━━ Data for analysis

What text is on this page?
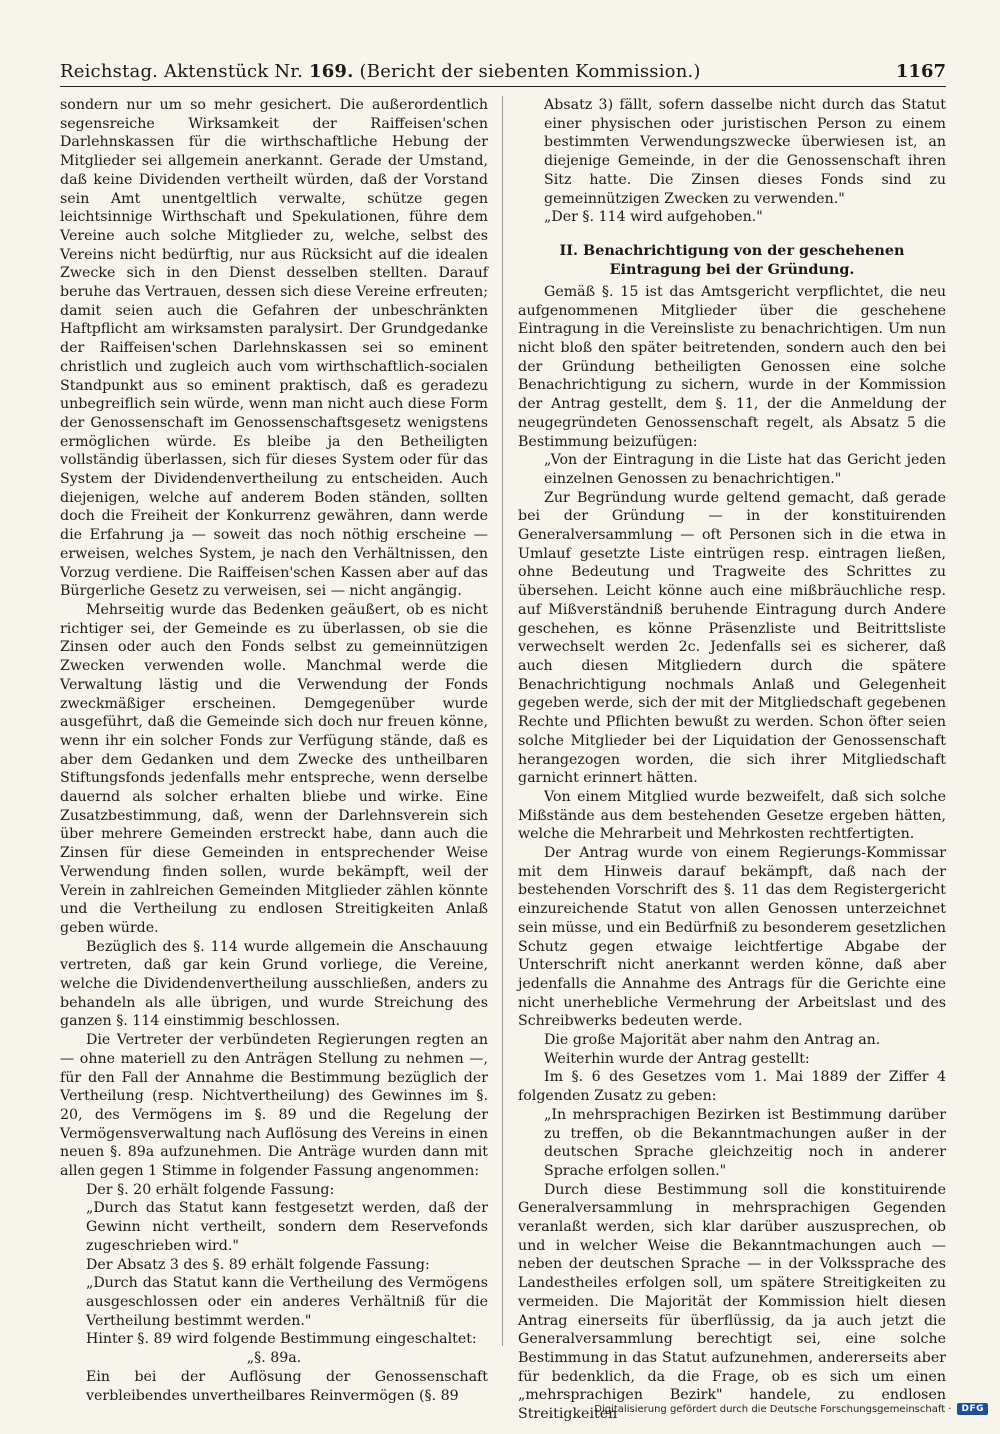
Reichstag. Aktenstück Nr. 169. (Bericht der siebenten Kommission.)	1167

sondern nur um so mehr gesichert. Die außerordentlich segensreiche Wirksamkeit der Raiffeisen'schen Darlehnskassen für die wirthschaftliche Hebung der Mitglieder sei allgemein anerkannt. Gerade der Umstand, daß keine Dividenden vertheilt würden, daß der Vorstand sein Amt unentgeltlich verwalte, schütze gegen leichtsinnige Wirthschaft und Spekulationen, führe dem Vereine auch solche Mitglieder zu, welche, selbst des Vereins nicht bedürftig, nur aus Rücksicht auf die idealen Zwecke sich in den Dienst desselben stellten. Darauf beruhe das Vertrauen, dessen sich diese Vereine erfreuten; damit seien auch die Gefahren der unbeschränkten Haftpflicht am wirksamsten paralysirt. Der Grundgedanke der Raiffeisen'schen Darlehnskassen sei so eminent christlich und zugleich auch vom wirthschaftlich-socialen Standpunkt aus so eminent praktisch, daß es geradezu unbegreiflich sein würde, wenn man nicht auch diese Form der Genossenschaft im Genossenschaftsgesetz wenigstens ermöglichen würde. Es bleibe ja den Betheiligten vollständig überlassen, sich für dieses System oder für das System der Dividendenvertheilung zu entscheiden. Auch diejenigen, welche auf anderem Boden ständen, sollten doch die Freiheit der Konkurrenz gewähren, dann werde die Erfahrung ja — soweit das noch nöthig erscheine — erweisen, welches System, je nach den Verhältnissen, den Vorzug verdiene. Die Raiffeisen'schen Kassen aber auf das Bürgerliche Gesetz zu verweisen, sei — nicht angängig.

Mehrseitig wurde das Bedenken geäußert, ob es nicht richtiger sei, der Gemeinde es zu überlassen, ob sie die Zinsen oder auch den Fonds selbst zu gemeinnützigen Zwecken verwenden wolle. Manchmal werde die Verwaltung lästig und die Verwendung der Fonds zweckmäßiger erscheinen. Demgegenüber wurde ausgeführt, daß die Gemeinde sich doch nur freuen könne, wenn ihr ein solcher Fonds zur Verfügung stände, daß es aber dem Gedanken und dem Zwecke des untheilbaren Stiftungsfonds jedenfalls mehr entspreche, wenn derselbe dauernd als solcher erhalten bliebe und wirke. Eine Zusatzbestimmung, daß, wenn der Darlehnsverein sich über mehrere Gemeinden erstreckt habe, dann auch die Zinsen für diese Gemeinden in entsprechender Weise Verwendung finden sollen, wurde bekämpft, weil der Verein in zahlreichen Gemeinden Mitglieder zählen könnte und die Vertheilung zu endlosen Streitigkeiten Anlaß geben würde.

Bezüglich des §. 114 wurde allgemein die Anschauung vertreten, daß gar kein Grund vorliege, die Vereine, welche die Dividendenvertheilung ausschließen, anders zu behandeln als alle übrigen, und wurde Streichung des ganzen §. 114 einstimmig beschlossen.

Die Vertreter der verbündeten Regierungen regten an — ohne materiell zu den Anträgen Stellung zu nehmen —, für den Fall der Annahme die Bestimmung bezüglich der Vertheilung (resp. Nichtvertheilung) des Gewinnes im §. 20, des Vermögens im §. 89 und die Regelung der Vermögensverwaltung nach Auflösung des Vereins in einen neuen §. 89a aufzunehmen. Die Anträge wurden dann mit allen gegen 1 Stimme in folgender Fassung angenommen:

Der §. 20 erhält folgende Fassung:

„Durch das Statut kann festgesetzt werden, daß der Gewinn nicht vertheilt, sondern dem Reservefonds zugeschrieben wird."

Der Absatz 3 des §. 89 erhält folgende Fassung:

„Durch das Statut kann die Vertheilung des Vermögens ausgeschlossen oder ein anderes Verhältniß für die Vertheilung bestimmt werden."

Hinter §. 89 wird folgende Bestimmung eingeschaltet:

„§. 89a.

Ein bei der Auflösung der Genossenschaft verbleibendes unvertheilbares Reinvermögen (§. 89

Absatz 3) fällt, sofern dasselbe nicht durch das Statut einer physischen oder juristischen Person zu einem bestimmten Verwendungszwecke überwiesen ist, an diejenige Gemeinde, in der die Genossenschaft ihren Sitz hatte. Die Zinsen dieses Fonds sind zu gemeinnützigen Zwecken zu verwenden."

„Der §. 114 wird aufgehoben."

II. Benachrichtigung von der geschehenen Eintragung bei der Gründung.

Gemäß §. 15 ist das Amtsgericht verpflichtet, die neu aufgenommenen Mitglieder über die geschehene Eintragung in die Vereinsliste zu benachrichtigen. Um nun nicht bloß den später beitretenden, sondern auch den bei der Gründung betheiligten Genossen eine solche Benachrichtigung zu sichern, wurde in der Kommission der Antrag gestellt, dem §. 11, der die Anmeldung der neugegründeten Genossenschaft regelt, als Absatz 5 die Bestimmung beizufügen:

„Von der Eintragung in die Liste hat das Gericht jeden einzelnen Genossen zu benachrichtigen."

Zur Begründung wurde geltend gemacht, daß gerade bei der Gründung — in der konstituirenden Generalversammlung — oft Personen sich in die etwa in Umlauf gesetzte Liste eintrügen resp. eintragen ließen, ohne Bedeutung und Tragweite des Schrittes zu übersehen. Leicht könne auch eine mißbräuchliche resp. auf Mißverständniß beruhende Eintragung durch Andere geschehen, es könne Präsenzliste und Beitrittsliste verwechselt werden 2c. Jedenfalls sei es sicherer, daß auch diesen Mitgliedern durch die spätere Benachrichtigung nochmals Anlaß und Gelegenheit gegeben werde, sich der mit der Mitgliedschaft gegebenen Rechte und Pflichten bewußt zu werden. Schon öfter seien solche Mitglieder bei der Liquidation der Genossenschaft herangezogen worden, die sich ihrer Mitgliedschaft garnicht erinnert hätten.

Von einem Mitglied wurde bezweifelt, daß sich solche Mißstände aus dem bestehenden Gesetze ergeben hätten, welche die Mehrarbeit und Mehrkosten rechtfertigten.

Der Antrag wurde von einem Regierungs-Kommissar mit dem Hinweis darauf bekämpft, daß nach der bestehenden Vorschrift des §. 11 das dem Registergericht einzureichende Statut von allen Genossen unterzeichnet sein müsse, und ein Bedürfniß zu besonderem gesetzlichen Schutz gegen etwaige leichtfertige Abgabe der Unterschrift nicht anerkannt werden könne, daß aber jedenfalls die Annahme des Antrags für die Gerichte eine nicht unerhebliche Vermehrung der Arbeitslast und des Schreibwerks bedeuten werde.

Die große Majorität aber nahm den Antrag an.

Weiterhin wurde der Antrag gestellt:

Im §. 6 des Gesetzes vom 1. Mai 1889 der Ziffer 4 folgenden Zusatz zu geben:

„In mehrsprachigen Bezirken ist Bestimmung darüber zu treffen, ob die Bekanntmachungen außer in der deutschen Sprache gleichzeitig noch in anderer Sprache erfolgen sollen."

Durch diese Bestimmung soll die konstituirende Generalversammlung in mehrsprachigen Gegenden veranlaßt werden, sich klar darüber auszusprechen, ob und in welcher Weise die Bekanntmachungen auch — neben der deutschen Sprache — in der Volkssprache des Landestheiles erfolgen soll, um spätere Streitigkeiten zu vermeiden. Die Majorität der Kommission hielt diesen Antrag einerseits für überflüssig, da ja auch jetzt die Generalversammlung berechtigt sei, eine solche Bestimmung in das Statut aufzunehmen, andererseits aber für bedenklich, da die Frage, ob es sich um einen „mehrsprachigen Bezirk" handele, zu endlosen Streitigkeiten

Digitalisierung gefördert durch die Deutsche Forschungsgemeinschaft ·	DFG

━━━━
━━ Data for analysis

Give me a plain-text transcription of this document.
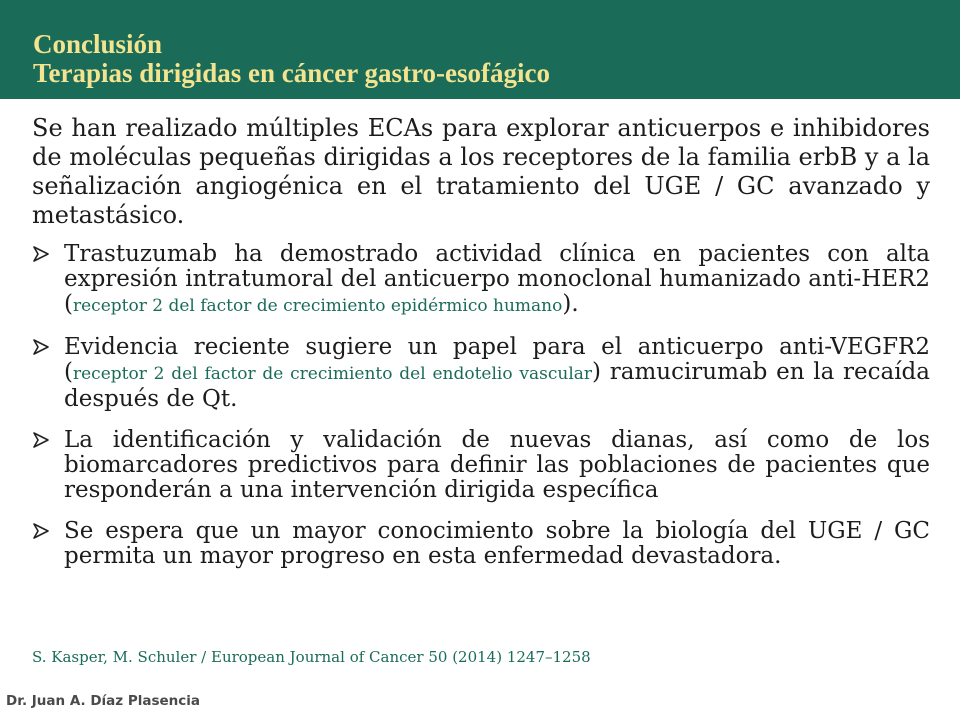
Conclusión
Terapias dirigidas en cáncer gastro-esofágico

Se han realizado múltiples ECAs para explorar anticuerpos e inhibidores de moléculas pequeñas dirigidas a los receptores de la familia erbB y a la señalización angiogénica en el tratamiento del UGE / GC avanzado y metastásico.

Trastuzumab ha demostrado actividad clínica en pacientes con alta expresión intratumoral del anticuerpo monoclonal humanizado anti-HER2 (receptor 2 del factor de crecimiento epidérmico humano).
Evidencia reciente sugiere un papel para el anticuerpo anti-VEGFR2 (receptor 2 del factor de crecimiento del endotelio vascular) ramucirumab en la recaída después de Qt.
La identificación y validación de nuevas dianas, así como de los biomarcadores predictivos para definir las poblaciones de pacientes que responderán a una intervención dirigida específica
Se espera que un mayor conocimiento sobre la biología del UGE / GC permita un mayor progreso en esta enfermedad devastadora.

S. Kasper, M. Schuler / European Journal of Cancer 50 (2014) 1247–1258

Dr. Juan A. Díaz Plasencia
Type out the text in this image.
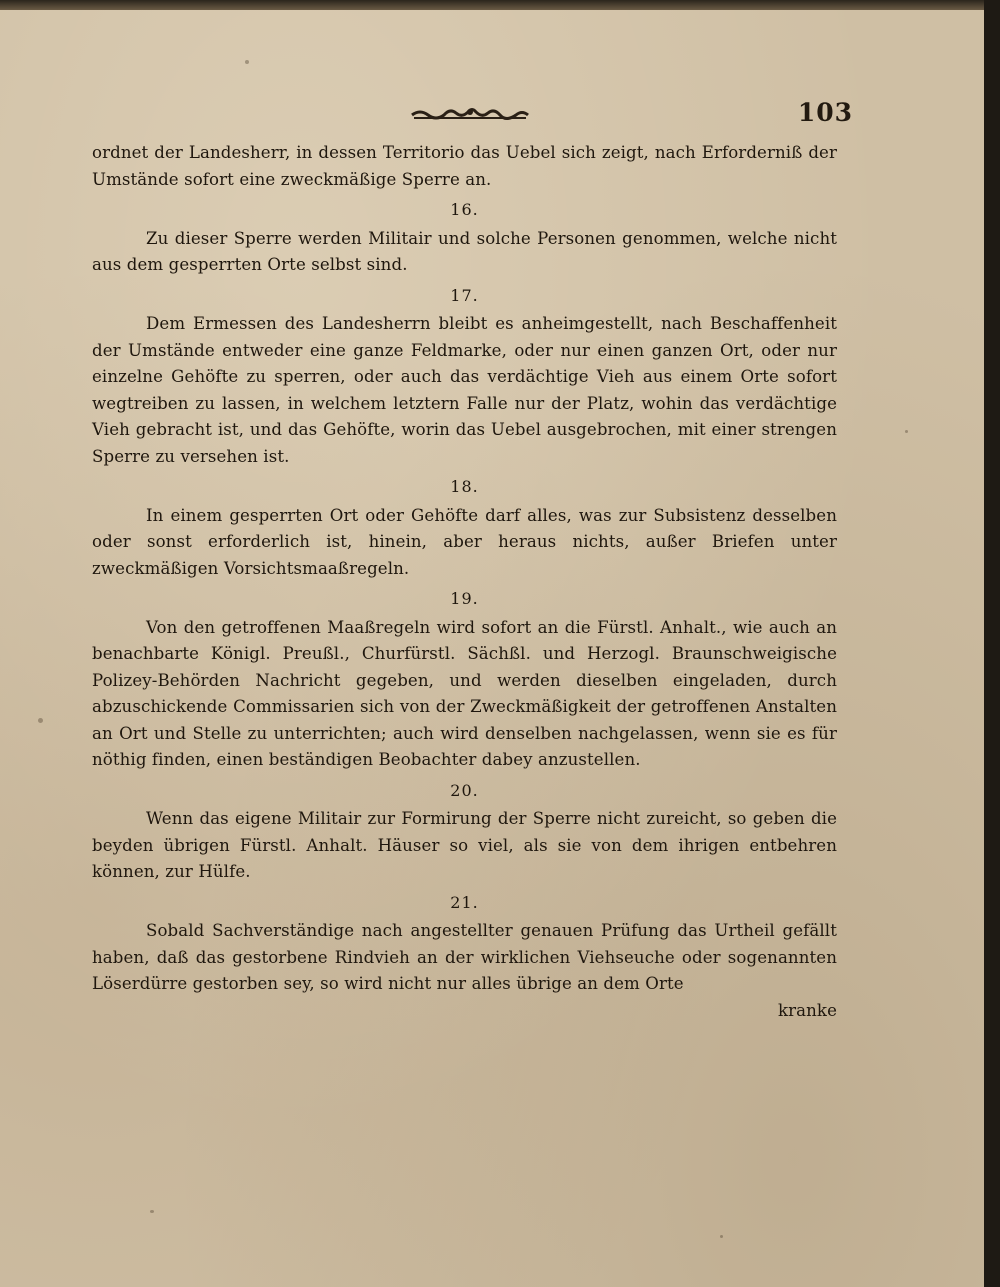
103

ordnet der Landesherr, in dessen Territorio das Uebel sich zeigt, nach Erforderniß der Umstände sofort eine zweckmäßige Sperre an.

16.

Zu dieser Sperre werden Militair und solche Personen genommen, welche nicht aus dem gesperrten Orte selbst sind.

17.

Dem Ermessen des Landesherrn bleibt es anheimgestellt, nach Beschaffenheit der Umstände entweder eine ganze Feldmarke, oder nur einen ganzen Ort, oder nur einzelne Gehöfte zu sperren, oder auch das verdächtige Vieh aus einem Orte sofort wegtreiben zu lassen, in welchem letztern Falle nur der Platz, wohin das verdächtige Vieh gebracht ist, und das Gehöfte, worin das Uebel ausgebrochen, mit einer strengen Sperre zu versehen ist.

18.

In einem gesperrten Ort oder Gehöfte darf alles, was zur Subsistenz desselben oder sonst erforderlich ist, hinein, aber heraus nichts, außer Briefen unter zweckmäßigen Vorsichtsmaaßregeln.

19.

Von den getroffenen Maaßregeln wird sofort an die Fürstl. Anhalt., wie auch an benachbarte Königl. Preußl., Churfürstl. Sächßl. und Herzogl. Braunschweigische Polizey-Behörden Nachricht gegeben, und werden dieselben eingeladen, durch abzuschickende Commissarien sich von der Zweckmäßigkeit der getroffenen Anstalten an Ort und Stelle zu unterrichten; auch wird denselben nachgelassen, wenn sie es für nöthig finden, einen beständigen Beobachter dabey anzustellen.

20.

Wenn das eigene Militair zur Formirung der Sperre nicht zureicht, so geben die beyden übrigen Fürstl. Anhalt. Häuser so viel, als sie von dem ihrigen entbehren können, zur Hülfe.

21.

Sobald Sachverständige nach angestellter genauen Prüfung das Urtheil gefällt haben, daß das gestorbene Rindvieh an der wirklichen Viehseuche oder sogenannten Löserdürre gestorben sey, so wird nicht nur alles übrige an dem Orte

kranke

━━━━

» Activity
Scan the records above for the string "this", then report every line that contains it.

» Exercise response
What text is on this page?
Give me a plain-text transcription of this document.
Type out the text in this image.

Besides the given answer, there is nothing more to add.